Entries taken from a collection:
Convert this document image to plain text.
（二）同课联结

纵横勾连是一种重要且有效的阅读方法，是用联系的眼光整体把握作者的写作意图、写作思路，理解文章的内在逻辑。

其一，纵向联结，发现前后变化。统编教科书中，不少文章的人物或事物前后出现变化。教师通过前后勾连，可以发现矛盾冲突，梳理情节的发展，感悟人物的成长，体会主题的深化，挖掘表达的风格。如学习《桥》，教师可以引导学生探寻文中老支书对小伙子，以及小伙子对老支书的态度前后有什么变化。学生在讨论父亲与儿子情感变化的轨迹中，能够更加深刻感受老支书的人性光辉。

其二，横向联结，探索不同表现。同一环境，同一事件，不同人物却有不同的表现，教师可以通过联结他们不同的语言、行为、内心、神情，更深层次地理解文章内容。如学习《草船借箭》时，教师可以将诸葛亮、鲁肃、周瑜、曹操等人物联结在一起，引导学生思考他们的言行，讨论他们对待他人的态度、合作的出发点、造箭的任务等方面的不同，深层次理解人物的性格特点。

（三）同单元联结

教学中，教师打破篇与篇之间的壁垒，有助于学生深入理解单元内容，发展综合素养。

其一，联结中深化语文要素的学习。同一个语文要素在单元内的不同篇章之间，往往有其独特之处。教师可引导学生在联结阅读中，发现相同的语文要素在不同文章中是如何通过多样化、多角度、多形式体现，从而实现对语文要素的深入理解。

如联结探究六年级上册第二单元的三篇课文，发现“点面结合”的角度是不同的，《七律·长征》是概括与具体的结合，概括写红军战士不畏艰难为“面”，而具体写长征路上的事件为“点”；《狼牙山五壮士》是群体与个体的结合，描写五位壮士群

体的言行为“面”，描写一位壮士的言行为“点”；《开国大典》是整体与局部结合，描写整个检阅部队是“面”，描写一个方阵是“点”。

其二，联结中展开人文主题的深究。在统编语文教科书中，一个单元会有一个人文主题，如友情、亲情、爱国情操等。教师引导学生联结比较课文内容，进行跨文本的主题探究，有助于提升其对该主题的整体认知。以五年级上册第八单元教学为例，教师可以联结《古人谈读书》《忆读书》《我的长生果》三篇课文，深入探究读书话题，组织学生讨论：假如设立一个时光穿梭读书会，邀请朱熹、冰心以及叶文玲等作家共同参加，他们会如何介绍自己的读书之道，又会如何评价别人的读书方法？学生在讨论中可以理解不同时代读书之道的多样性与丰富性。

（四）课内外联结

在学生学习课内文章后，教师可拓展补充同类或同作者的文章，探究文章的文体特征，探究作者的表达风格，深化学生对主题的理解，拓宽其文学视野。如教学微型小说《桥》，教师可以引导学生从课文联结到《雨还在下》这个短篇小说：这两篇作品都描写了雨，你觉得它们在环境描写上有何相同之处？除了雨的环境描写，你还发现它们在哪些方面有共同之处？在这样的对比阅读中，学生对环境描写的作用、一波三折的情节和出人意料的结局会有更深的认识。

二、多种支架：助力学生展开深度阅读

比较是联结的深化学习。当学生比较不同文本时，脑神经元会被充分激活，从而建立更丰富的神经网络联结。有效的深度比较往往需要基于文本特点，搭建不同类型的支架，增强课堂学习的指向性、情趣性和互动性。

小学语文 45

__Work to do__
Print the whole listing again, exactly.

__Exercise output__
Convert this document image to plain text.
（二）同课联结

纵横勾连是一种重要且有效的阅读方法，是用联系的眼光整体把握作者的写作意图、写作思路，理解文章的内在逻辑。

其一，纵向联结，发现前后变化。统编教科书中，不少文章的人物或事物前后出现变化。教师通过前后勾连，可以发现矛盾冲突，梳理情节的发展，感悟人物的成长，体会主题的深化，挖掘表达的风格。如学习《桥》，教师可以引导学生探寻文中老支书对小伙子，以及小伙子对老支书的态度前后有什么变化。学生在讨论父亲与儿子情感变化的轨迹中，能够更加深刻感受老支书的人性光辉。

其二，横向联结，探索不同表现。同一环境，同一事件，不同人物却有不同的表现，教师可以通过联结他们不同的语言、行为、内心、神情，更深层次地理解文章内容。如学习《草船借箭》时，教师可以将诸葛亮、鲁肃、周瑜、曹操等人物联结在一起，引导学生思考他们的言行，讨论他们对待他人的态度、合作的出发点、造箭的任务等方面的不同，深层次理解人物的性格特点。

（三）同单元联结

教学中，教师打破篇与篇之间的壁垒，有助于学生深入理解单元内容，发展综合素养。

其一，联结中深化语文要素的学习。同一个语文要素在单元内的不同篇章之间，往往有其独特之处。教师可引导学生在联结阅读中，发现相同的语文要素在不同文章中是如何通过多样化、多角度、多形式体现，从而实现对语文要素的深入理解。

如联结探究六年级上册第二单元的三篇课文，发现“点面结合”的角度是不同的，《七律·长征》是概括与具体的结合，概括写红军战士不畏艰难为“面”，而具体写长征路上的事件为“点”；《狼牙山五壮士》是群体与个体的结合，描写五位壮士群

体的言行为“面”，描写一位壮士的言行为“点”；《开国大典》是整体与局部结合，描写整个检阅部队是“面”，描写一个方阵是“点”。

其二，联结中展开人文主题的深究。在统编语文教科书中，一个单元会有一个人文主题，如友情、亲情、爱国情操等。教师引导学生联结比较课文内容，进行跨文本的主题探究，有助于提升其对该主题的整体认知。以五年级上册第八单元教学为例，教师可以联结《古人谈读书》《忆读书》《我的长生果》三篇课文，深入探究读书话题，组织学生讨论：假如设立一个时光穿梭读书会，邀请朱熹、冰心以及叶文玲等作家共同参加，他们会如何介绍自己的读书之道，又会如何评价别人的读书方法？学生在讨论中可以理解不同时代读书之道的多样性与丰富性。

（四）课内外联结

在学生学习课内文章后，教师可拓展补充同类或同作者的文章，探究文章的文体特征，探究作者的表达风格，深化学生对主题的理解，拓宽其文学视野。如教学微型小说《桥》，教师可以引导学生从课文联结到《雨还在下》这个短篇小说：这两篇作品都描写了雨，你觉得它们在环境描写上有何相同之处？除了雨的环境描写，你还发现它们在哪些方面有共同之处？在这样的对比阅读中，学生对环境描写的作用、一波三折的情节和出人意料的结局会有更深的认识。

二、多种支架：助力学生展开深度阅读

比较是联结的深化学习。当学生比较不同文本时，脑神经元会被充分激活，从而建立更丰富的神经网络联结。有效的深度比较往往需要基于文本特点，搭建不同类型的支架，增强课堂学习的指向性、情趣性和互动性。

小学语文 45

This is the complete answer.